_EXERCISE PROMPT_
Copy every record exactly, and keep the pictures out.

_DATA FOR PROCESSING_
┄┄┄┄┄┄┄┄┄┄

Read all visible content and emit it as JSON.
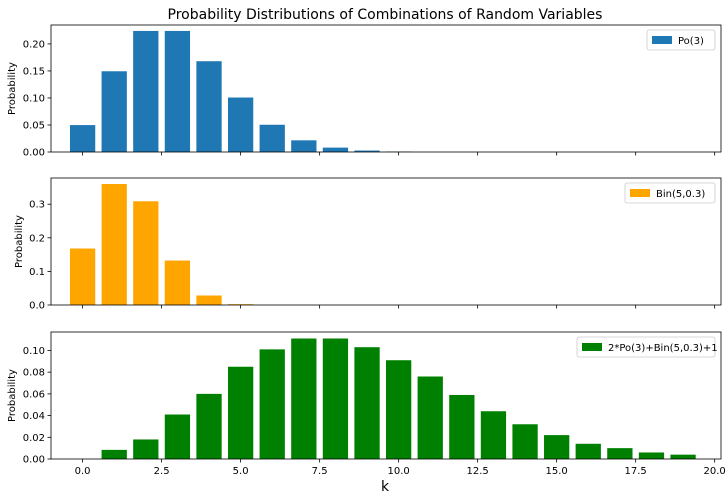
{
  "chart_data": {
    "title": "Probability Distributions of Combinations of Random Variables",
    "xlabel": "k",
    "xlim": [
      -1,
      20.2
    ],
    "xticks": [
      "0.0",
      "2.5",
      "5.0",
      "7.5",
      "10.0",
      "12.5",
      "15.0",
      "17.5",
      "20.0"
    ],
    "xtick_values": [
      0,
      2.5,
      5,
      7.5,
      10,
      12.5,
      15,
      17.5,
      20
    ],
    "shared_x": true,
    "panels": [
      {
        "type": "bar",
        "ylabel": "Probability",
        "ylim": [
          0,
          0.235
        ],
        "yticks": [
          "0.00",
          "0.05",
          "0.10",
          "0.15",
          "0.20"
        ],
        "ytick_values": [
          0,
          0.05,
          0.1,
          0.15,
          0.2
        ],
        "legend": "top-right",
        "series": [
          {
            "name": "Po(3)",
            "color": "#1f77b4",
            "x": [
              0,
              1,
              2,
              3,
              4,
              5,
              6,
              7,
              8,
              9,
              10
            ],
            "values": [
              0.0498,
              0.1494,
              0.224,
              0.224,
              0.168,
              0.1008,
              0.0504,
              0.0216,
              0.0081,
              0.0027,
              0.0008
            ]
          }
        ]
      },
      {
        "type": "bar",
        "ylabel": "Probability",
        "ylim": [
          0,
          0.378
        ],
        "yticks": [
          "0.0",
          "0.1",
          "0.2",
          "0.3"
        ],
        "ytick_values": [
          0,
          0.1,
          0.2,
          0.3
        ],
        "legend": "top-right",
        "series": [
          {
            "name": "Bin(5,0.3)",
            "color": "#ffa500",
            "x": [
              0,
              1,
              2,
              3,
              4,
              5
            ],
            "values": [
              0.1681,
              0.3601,
              0.3087,
              0.1323,
              0.0283,
              0.0024
            ]
          }
        ]
      },
      {
        "type": "bar",
        "ylabel": "Probability",
        "ylim": [
          0,
          0.117
        ],
        "yticks": [
          "0.00",
          "0.02",
          "0.04",
          "0.06",
          "0.08",
          "0.10"
        ],
        "ytick_values": [
          0,
          0.02,
          0.04,
          0.06,
          0.08,
          0.1
        ],
        "legend": "top-right",
        "series": [
          {
            "name": "2*Po(3)+Bin(5,0.3)+1",
            "color": "#008000",
            "x": [
              1,
              2,
              3,
              4,
              5,
              6,
              7,
              8,
              9,
              10,
              11,
              12,
              13,
              14,
              15,
              16,
              17,
              18,
              19
            ],
            "values": [
              0.0084,
              0.018,
              0.041,
              0.06,
              0.085,
              0.101,
              0.111,
              0.111,
              0.103,
              0.091,
              0.076,
              0.059,
              0.044,
              0.032,
              0.022,
              0.014,
              0.01,
              0.006,
              0.004
            ]
          }
        ]
      }
    ]
  }
}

┄┄┄┄┄┄┄┄┄┄

_ANSWER BELOW_
Read all visible content and emit it as JSON.
{
  "chart_data": {
    "title": "Probability Distributions of Combinations of Random Variables",
    "xlabel": "k",
    "xlim": [
      -1,
      20.2
    ],
    "xticks": [
      "0.0",
      "2.5",
      "5.0",
      "7.5",
      "10.0",
      "12.5",
      "15.0",
      "17.5",
      "20.0"
    ],
    "xtick_values": [
      0,
      2.5,
      5,
      7.5,
      10,
      12.5,
      15,
      17.5,
      20
    ],
    "shared_x": true,
    "panels": [
      {
        "type": "bar",
        "ylabel": "Probability",
        "ylim": [
          0,
          0.235
        ],
        "yticks": [
          "0.00",
          "0.05",
          "0.10",
          "0.15",
          "0.20"
        ],
        "ytick_values": [
          0,
          0.05,
          0.1,
          0.15,
          0.2
        ],
        "legend": "top-right",
        "series": [
          {
            "name": "Po(3)",
            "color": "#1f77b4",
            "x": [
              0,
              1,
              2,
              3,
              4,
              5,
              6,
              7,
              8,
              9,
              10
            ],
            "values": [
              0.0498,
              0.1494,
              0.224,
              0.224,
              0.168,
              0.1008,
              0.0504,
              0.0216,
              0.0081,
              0.0027,
              0.0008
            ]
          }
        ]
      },
      {
        "type": "bar",
        "ylabel": "Probability",
        "ylim": [
          0,
          0.378
        ],
        "yticks": [
          "0.0",
          "0.1",
          "0.2",
          "0.3"
        ],
        "ytick_values": [
          0,
          0.1,
          0.2,
          0.3
        ],
        "legend": "top-right",
        "series": [
          {
            "name": "Bin(5,0.3)",
            "color": "#ffa500",
            "x": [
              0,
              1,
              2,
              3,
              4,
              5
            ],
            "values": [
              0.1681,
              0.3601,
              0.3087,
              0.1323,
              0.0283,
              0.0024
            ]
          }
        ]
      },
      {
        "type": "bar",
        "ylabel": "Probability",
        "ylim": [
          0,
          0.117
        ],
        "yticks": [
          "0.00",
          "0.02",
          "0.04",
          "0.06",
          "0.08",
          "0.10"
        ],
        "ytick_values": [
          0,
          0.02,
          0.04,
          0.06,
          0.08,
          0.1
        ],
        "legend": "top-right",
        "series": [
          {
            "name": "2*Po(3)+Bin(5,0.3)+1",
            "color": "#008000",
            "x": [
              1,
              2,
              3,
              4,
              5,
              6,
              7,
              8,
              9,
              10,
              11,
              12,
              13,
              14,
              15,
              16,
              17,
              18,
              19
            ],
            "values": [
              0.0084,
              0.018,
              0.041,
              0.06,
              0.085,
              0.101,
              0.111,
              0.111,
              0.103,
              0.091,
              0.076,
              0.059,
              0.044,
              0.032,
              0.022,
              0.014,
              0.01,
              0.006,
              0.004
            ]
          }
        ]
      }
    ]
  }
}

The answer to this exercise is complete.